--- start ---

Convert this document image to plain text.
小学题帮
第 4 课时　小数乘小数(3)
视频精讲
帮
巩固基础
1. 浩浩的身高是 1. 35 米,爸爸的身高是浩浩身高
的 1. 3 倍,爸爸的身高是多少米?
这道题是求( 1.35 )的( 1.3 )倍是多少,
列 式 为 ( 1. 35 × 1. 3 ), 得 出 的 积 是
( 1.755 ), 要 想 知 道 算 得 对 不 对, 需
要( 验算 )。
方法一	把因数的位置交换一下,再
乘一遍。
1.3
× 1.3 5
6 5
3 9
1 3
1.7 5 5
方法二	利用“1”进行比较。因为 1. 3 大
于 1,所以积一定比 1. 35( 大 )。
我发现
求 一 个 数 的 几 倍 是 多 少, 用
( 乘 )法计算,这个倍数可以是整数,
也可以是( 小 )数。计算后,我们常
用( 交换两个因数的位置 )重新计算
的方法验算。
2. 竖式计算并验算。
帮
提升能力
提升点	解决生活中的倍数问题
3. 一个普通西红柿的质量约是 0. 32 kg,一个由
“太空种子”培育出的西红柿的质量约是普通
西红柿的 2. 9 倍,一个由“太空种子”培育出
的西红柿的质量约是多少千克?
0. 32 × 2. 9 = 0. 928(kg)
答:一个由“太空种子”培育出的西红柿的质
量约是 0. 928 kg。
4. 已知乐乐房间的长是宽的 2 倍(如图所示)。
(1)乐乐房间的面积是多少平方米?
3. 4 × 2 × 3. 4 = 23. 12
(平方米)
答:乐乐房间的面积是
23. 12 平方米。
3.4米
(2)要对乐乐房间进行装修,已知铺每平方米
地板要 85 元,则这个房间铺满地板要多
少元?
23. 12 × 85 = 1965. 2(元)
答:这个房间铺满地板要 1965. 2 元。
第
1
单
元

--- end ---

Go through the material above line by line and copy it exactly.

Convert this document image to plain text.
小学题帮
第 4 课时　小数乘小数(3)
视频精讲
帮
巩固基础
1. 浩浩的身高是 1. 35 米,爸爸的身高是浩浩身高
的 1. 3 倍,爸爸的身高是多少米?
这道题是求( 1.35 )的( 1.3 )倍是多少,
列 式 为 ( 1. 35 × 1. 3 ), 得 出 的 积 是
( 1.755 ), 要 想 知 道 算 得 对 不 对, 需
要( 验算 )。
方法一	把因数的位置交换一下,再
乘一遍。
1.3
× 1.3 5
6 5
3 9
1 3
1.7 5 5
方法二	利用“1”进行比较。因为 1. 3 大
于 1,所以积一定比 1. 35( 大 )。
我发现
求 一 个 数 的 几 倍 是 多 少, 用
( 乘 )法计算,这个倍数可以是整数,
也可以是( 小 )数。计算后,我们常
用( 交换两个因数的位置 )重新计算
的方法验算。
2. 竖式计算并验算。
帮
提升能力
提升点	解决生活中的倍数问题
3. 一个普通西红柿的质量约是 0. 32 kg,一个由
“太空种子”培育出的西红柿的质量约是普通
西红柿的 2. 9 倍,一个由“太空种子”培育出
的西红柿的质量约是多少千克?
0. 32 × 2. 9 = 0. 928(kg)
答:一个由“太空种子”培育出的西红柿的质
量约是 0. 928 kg。
4. 已知乐乐房间的长是宽的 2 倍(如图所示)。
(1)乐乐房间的面积是多少平方米?
3. 4 × 2 × 3. 4 = 23. 12
(平方米)
答:乐乐房间的面积是
23. 12 平方米。
3.4米
(2)要对乐乐房间进行装修,已知铺每平方米
地板要 85 元,则这个房间铺满地板要多
少元?
23. 12 × 85 = 1965. 2(元)
答:这个房间铺满地板要 1965. 2 元。
第
1
单
元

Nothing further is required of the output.